Write out every line of the material as it stands, apart from the pictures.

──────── LISTED RECORDS ────────

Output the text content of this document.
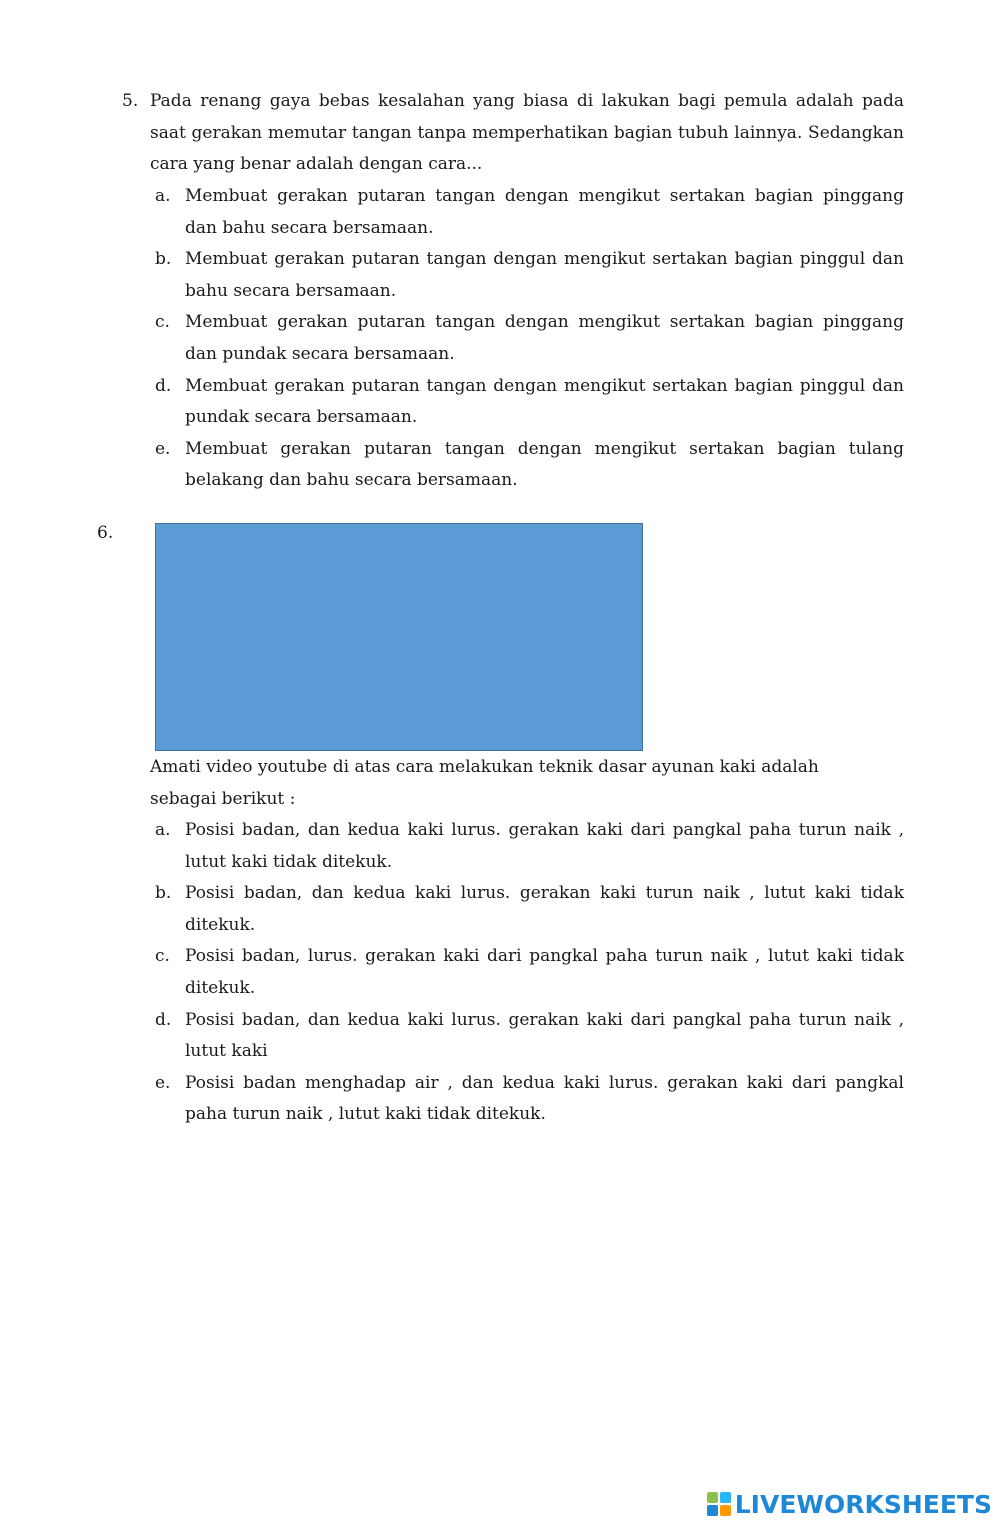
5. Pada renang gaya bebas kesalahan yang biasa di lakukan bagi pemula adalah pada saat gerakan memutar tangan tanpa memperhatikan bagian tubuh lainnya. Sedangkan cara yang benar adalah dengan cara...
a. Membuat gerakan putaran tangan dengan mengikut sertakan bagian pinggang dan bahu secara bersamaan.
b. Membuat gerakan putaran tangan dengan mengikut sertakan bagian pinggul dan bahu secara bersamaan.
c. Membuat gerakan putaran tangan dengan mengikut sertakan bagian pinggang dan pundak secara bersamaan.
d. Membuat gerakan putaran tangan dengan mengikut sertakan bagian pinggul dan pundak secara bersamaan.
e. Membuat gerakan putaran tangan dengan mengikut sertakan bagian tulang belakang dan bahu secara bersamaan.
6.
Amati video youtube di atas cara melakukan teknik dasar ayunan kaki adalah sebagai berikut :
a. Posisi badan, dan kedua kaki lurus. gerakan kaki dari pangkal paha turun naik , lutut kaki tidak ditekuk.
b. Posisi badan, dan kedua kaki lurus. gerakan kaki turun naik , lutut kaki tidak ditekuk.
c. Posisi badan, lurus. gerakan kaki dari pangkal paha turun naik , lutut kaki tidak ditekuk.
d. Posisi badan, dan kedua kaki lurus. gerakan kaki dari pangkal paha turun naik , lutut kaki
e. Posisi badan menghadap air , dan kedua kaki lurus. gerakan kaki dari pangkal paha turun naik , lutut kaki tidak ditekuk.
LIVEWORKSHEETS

────────

[OUTPUT]:
Output the text content of this document.
5. Pada renang gaya bebas kesalahan yang biasa di lakukan bagi pemula adalah pada saat gerakan memutar tangan tanpa memperhatikan bagian tubuh lainnya. Sedangkan cara yang benar adalah dengan cara...
a. Membuat gerakan putaran tangan dengan mengikut sertakan bagian pinggang dan bahu secara bersamaan.
b. Membuat gerakan putaran tangan dengan mengikut sertakan bagian pinggul dan bahu secara bersamaan.
c. Membuat gerakan putaran tangan dengan mengikut sertakan bagian pinggang dan pundak secara bersamaan.
d. Membuat gerakan putaran tangan dengan mengikut sertakan bagian pinggul dan pundak secara bersamaan.
e. Membuat gerakan putaran tangan dengan mengikut sertakan bagian tulang belakang dan bahu secara bersamaan.
6.
Amati video youtube di atas cara melakukan teknik dasar ayunan kaki adalah sebagai berikut :
a. Posisi badan, dan kedua kaki lurus. gerakan kaki dari pangkal paha turun naik , lutut kaki tidak ditekuk.
b. Posisi badan, dan kedua kaki lurus. gerakan kaki turun naik , lutut kaki tidak ditekuk.
c. Posisi badan, lurus. gerakan kaki dari pangkal paha turun naik , lutut kaki tidak ditekuk.
d. Posisi badan, dan kedua kaki lurus. gerakan kaki dari pangkal paha turun naik , lutut kaki
e. Posisi badan menghadap air , dan kedua kaki lurus. gerakan kaki dari pangkal paha turun naik , lutut kaki tidak ditekuk.
LIVEWORKSHEETS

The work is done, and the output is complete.